▸ Available data
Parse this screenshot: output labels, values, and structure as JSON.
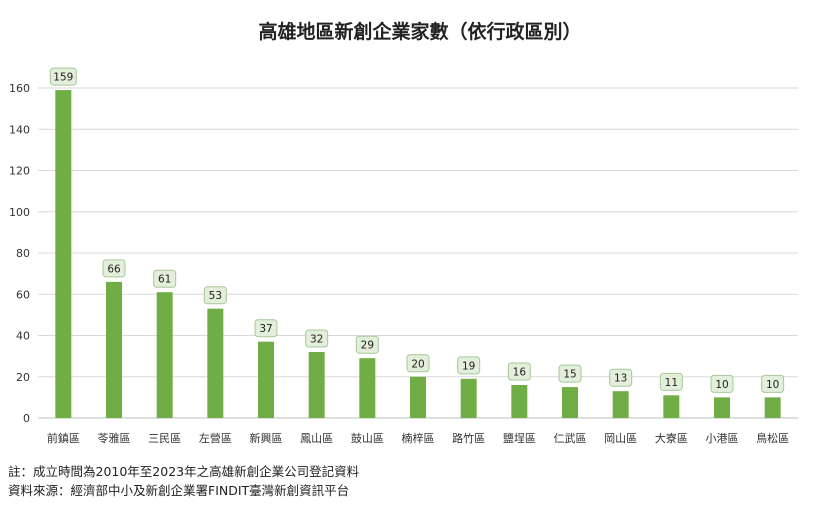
{
  "chart_data": {
    "type": "bar",
    "title": "高雄地區新創企業家數（依行政區別）",
    "xlabel": "",
    "ylabel": "",
    "categories": [
      "前鎮區",
      "苓雅區",
      "三民區",
      "左營區",
      "新興區",
      "鳳山區",
      "鼓山區",
      "楠梓區",
      "路竹區",
      "鹽埕區",
      "仁武區",
      "岡山區",
      "大寮區",
      "小港區",
      "鳥松區"
    ],
    "values": [
      159,
      66,
      61,
      53,
      37,
      32,
      29,
      20,
      19,
      16,
      15,
      13,
      11,
      10,
      10
    ],
    "ylim": [
      0,
      160
    ],
    "yticks": [
      0,
      20,
      40,
      60,
      80,
      100,
      120,
      140,
      160
    ],
    "grid": true,
    "legend": "none",
    "bar_color": "#70ad47",
    "label_fill": "#e2efda",
    "label_stroke": "#a9c79a"
  },
  "notes": {
    "line1": "註：成立時間為2010年至2023年之高雄新創企業公司登記資料",
    "line2": "資料來源：經濟部中小及新創企業署FINDIT臺灣新創資訊平台"
  }
}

▸ Stated problem
Each line that contains the string "values" counts once; report how many such lines the entries have, giving only the number.

▸ Reply
2